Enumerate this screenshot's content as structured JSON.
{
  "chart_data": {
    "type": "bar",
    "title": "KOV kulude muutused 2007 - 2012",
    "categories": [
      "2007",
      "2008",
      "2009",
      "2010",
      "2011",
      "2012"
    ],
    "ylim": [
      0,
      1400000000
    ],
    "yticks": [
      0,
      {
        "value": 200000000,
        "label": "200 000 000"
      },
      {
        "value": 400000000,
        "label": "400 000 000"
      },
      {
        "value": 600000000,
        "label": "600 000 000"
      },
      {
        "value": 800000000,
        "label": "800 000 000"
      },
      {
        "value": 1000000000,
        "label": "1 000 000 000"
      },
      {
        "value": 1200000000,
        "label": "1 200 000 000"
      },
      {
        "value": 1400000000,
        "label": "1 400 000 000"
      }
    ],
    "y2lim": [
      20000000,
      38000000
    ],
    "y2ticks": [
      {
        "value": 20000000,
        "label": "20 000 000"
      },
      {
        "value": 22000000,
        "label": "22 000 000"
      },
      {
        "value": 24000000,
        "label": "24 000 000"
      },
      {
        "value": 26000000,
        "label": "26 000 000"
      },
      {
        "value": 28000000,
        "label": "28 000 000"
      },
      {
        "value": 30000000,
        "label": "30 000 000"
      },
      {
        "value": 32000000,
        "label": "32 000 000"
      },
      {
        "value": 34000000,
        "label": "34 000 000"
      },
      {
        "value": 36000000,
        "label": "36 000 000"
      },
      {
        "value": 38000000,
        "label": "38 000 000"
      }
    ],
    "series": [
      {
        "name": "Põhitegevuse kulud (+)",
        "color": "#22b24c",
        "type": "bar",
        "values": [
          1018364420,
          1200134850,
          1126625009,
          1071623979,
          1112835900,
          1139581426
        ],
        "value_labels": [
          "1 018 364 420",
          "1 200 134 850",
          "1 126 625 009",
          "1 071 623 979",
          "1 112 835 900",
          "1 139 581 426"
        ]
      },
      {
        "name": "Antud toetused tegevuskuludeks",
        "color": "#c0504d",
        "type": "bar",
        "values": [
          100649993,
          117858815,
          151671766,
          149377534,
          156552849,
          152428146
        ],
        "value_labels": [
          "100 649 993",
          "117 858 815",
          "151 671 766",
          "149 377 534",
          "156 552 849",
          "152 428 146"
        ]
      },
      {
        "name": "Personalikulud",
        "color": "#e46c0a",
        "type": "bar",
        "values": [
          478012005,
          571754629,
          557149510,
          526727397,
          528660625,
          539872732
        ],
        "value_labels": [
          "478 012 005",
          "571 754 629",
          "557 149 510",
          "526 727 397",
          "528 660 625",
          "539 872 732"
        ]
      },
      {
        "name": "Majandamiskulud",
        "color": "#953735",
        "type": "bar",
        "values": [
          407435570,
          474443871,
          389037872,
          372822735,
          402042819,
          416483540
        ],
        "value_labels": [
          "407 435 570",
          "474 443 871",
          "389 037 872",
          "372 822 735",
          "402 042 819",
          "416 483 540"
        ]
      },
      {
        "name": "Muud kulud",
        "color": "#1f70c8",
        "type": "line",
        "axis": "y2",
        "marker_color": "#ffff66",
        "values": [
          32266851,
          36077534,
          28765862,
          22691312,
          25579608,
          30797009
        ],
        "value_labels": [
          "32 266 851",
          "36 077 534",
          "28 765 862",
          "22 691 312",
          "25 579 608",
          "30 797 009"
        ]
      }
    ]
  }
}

## Task brief:
Go through the data and return every record exactly.

## Complete output:
Enumerate this screenshot's content as structured JSON.
{
  "chart_data": {
    "type": "bar",
    "title": "KOV kulude muutused 2007 - 2012",
    "categories": [
      "2007",
      "2008",
      "2009",
      "2010",
      "2011",
      "2012"
    ],
    "ylim": [
      0,
      1400000000
    ],
    "yticks": [
      0,
      {
        "value": 200000000,
        "label": "200 000 000"
      },
      {
        "value": 400000000,
        "label": "400 000 000"
      },
      {
        "value": 600000000,
        "label": "600 000 000"
      },
      {
        "value": 800000000,
        "label": "800 000 000"
      },
      {
        "value": 1000000000,
        "label": "1 000 000 000"
      },
      {
        "value": 1200000000,
        "label": "1 200 000 000"
      },
      {
        "value": 1400000000,
        "label": "1 400 000 000"
      }
    ],
    "y2lim": [
      20000000,
      38000000
    ],
    "y2ticks": [
      {
        "value": 20000000,
        "label": "20 000 000"
      },
      {
        "value": 22000000,
        "label": "22 000 000"
      },
      {
        "value": 24000000,
        "label": "24 000 000"
      },
      {
        "value": 26000000,
        "label": "26 000 000"
      },
      {
        "value": 28000000,
        "label": "28 000 000"
      },
      {
        "value": 30000000,
        "label": "30 000 000"
      },
      {
        "value": 32000000,
        "label": "32 000 000"
      },
      {
        "value": 34000000,
        "label": "34 000 000"
      },
      {
        "value": 36000000,
        "label": "36 000 000"
      },
      {
        "value": 38000000,
        "label": "38 000 000"
      }
    ],
    "series": [
      {
        "name": "Põhitegevuse kulud (+)",
        "color": "#22b24c",
        "type": "bar",
        "values": [
          1018364420,
          1200134850,
          1126625009,
          1071623979,
          1112835900,
          1139581426
        ],
        "value_labels": [
          "1 018 364 420",
          "1 200 134 850",
          "1 126 625 009",
          "1 071 623 979",
          "1 112 835 900",
          "1 139 581 426"
        ]
      },
      {
        "name": "Antud toetused tegevuskuludeks",
        "color": "#c0504d",
        "type": "bar",
        "values": [
          100649993,
          117858815,
          151671766,
          149377534,
          156552849,
          152428146
        ],
        "value_labels": [
          "100 649 993",
          "117 858 815",
          "151 671 766",
          "149 377 534",
          "156 552 849",
          "152 428 146"
        ]
      },
      {
        "name": "Personalikulud",
        "color": "#e46c0a",
        "type": "bar",
        "values": [
          478012005,
          571754629,
          557149510,
          526727397,
          528660625,
          539872732
        ],
        "value_labels": [
          "478 012 005",
          "571 754 629",
          "557 149 510",
          "526 727 397",
          "528 660 625",
          "539 872 732"
        ]
      },
      {
        "name": "Majandamiskulud",
        "color": "#953735",
        "type": "bar",
        "values": [
          407435570,
          474443871,
          389037872,
          372822735,
          402042819,
          416483540
        ],
        "value_labels": [
          "407 435 570",
          "474 443 871",
          "389 037 872",
          "372 822 735",
          "402 042 819",
          "416 483 540"
        ]
      },
      {
        "name": "Muud kulud",
        "color": "#1f70c8",
        "type": "line",
        "axis": "y2",
        "marker_color": "#ffff66",
        "values": [
          32266851,
          36077534,
          28765862,
          22691312,
          25579608,
          30797009
        ],
        "value_labels": [
          "32 266 851",
          "36 077 534",
          "28 765 862",
          "22 691 312",
          "25 579 608",
          "30 797 009"
        ]
      }
    ]
  }
}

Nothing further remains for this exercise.